### [Given exercise]
Filter the records below down to lines containing "Договір".

Records from a collection
· · · ·

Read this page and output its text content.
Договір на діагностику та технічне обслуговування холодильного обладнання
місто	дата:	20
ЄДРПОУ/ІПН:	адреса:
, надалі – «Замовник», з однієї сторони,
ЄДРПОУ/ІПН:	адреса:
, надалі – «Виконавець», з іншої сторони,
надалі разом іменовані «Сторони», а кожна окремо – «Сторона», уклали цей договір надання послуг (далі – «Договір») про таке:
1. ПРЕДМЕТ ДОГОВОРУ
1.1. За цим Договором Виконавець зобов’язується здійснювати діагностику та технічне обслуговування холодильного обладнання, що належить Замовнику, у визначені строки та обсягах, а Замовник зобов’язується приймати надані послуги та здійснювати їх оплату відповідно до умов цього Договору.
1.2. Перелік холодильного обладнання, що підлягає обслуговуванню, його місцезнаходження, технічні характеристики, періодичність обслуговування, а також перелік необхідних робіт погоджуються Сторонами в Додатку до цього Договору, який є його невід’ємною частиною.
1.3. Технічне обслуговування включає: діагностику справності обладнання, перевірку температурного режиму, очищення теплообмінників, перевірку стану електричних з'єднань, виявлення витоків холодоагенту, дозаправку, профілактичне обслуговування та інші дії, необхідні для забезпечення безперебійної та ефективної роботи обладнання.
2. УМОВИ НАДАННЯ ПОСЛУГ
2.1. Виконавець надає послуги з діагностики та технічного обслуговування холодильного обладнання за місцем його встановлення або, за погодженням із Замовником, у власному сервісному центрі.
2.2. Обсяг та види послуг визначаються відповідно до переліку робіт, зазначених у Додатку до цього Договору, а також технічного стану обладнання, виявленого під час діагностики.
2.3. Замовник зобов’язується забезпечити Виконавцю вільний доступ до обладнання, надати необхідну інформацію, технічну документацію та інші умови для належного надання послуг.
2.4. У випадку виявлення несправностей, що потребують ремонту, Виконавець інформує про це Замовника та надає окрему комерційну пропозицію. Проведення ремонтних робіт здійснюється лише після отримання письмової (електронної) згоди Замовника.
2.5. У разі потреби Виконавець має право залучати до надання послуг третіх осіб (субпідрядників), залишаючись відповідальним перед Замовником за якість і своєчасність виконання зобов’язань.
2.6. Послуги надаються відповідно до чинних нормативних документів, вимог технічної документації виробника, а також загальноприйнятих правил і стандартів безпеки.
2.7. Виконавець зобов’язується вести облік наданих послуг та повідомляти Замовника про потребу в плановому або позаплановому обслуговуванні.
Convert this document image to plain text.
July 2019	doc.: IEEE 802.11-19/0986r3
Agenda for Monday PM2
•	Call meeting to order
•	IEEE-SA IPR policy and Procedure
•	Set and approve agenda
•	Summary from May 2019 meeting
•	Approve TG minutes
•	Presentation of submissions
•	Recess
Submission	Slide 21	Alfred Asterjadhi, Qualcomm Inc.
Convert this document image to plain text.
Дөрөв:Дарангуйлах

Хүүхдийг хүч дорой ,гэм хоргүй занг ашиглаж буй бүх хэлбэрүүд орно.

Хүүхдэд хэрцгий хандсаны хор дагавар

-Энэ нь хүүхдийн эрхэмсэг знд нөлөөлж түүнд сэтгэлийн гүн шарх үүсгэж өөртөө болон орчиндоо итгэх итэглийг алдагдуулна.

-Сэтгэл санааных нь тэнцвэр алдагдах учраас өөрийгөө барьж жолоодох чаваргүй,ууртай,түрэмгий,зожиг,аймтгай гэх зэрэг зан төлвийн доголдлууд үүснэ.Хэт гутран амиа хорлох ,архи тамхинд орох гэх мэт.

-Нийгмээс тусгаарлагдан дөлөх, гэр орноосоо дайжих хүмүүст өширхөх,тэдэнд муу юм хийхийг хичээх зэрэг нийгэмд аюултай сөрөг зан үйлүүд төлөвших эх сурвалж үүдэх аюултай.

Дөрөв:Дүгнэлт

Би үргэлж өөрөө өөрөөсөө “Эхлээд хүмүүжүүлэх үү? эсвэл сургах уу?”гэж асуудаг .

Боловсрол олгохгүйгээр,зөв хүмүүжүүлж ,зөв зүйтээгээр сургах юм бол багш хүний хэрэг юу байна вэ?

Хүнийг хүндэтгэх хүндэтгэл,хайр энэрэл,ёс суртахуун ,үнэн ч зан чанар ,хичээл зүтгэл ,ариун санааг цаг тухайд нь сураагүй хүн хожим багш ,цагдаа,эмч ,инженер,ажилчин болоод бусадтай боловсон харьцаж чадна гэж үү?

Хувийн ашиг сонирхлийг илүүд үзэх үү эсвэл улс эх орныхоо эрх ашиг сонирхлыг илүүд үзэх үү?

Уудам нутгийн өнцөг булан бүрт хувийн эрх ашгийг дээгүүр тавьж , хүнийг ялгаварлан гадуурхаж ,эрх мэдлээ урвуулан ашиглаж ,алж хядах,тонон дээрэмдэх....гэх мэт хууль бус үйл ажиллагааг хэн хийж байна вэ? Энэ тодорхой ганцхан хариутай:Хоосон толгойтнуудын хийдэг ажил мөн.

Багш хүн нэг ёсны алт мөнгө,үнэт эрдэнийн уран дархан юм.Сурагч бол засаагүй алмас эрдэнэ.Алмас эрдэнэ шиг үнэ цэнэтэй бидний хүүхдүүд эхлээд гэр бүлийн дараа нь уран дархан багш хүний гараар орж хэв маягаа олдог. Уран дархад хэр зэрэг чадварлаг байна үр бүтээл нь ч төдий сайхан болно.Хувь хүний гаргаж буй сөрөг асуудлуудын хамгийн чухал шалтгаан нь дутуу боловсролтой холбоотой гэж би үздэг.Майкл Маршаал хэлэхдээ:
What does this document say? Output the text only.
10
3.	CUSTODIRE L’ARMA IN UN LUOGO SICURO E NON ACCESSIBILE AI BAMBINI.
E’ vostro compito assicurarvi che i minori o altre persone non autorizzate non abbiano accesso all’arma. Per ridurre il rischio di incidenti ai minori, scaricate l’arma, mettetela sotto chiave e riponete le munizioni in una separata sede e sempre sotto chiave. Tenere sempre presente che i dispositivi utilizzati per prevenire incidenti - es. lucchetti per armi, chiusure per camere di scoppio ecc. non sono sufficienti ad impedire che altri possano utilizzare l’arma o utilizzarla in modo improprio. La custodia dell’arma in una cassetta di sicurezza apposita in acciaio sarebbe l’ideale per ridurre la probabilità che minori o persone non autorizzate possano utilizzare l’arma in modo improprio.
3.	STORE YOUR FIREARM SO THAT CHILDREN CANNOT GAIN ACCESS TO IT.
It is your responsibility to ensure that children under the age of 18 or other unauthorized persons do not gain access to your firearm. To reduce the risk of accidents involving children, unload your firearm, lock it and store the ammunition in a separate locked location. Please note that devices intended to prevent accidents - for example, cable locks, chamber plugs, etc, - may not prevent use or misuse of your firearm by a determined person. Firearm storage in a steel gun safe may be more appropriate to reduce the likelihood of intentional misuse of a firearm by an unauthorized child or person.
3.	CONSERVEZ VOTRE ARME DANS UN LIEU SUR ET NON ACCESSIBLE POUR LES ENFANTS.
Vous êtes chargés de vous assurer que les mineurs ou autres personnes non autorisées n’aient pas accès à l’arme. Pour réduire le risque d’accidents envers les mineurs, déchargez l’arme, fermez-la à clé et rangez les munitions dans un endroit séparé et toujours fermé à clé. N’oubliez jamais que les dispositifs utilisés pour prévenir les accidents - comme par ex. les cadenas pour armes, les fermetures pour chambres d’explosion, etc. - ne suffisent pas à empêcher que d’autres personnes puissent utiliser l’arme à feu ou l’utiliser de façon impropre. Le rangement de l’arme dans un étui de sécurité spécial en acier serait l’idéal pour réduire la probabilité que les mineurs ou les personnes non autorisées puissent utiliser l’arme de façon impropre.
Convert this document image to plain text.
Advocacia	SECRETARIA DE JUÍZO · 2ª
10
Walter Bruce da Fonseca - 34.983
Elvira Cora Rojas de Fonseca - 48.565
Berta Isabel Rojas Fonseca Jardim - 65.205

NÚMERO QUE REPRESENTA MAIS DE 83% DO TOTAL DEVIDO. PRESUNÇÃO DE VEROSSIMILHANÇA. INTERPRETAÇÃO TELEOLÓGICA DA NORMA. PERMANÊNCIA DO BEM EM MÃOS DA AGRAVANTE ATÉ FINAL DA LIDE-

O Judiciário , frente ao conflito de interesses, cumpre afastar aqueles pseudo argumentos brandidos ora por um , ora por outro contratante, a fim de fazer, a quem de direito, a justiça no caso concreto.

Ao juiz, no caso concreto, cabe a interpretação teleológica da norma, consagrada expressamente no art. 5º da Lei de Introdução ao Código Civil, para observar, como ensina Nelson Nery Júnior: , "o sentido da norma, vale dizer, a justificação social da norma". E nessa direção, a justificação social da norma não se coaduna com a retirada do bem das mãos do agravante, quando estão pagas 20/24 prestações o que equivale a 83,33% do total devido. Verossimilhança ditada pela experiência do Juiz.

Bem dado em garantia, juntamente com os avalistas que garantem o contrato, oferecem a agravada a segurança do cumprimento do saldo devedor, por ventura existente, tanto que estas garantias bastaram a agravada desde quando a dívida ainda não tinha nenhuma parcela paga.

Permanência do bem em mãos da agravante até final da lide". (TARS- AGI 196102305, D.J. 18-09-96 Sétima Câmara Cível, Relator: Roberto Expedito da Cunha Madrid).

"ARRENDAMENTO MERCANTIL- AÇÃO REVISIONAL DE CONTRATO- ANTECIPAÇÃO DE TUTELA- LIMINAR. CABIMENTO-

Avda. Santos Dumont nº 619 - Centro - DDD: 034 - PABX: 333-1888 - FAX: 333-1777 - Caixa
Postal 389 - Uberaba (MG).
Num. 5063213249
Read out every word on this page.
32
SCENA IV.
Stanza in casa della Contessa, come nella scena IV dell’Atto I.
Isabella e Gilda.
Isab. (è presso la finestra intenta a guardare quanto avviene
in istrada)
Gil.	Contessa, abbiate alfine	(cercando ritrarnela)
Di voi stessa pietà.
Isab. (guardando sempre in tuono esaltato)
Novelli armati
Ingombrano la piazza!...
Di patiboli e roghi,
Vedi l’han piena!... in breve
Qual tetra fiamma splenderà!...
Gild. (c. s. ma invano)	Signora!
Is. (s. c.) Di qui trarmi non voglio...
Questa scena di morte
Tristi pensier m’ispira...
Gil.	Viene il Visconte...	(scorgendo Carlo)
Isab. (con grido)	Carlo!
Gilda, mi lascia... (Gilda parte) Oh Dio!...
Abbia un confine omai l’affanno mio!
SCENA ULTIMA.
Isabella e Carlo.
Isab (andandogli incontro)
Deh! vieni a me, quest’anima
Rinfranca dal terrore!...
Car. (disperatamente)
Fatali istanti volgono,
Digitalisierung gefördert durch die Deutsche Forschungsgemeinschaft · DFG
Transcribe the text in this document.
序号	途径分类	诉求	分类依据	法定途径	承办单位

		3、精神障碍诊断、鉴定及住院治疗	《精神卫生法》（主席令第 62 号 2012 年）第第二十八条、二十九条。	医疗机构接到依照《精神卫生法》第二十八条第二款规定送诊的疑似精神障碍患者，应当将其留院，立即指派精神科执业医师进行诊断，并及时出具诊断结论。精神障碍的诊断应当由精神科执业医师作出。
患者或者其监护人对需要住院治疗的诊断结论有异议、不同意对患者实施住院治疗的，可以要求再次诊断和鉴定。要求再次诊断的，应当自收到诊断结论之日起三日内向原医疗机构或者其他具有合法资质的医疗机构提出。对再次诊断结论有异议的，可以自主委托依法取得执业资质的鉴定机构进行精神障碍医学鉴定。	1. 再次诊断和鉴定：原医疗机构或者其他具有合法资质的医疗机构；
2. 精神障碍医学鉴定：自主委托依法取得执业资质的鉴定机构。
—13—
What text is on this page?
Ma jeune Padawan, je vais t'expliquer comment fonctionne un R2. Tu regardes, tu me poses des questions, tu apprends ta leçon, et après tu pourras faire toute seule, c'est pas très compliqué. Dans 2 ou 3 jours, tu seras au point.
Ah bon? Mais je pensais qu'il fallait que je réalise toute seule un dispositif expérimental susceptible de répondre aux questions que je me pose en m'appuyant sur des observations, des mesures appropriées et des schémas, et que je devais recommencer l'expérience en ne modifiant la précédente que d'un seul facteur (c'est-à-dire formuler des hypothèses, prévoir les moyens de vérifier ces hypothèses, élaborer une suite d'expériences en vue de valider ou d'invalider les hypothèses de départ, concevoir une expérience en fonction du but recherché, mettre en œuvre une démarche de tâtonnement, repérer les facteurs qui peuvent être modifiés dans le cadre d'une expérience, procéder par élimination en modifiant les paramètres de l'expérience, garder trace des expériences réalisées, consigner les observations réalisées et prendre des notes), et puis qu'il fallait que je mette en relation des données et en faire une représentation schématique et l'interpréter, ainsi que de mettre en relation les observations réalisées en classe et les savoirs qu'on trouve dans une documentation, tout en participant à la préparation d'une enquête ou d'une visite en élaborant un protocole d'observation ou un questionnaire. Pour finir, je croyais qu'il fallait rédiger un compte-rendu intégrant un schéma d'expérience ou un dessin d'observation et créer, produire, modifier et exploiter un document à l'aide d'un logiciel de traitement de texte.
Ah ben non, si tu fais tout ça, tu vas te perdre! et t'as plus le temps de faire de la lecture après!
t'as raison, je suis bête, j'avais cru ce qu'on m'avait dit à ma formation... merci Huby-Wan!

· · · ·

### [Exercise output]
Договір на діагностику та технічне обслуговування холодильного обладнання
надалі разом іменовані «Сторони», а кожна окремо – «Сторона», уклали цей договір надання послуг (далі – «Договір») про таке:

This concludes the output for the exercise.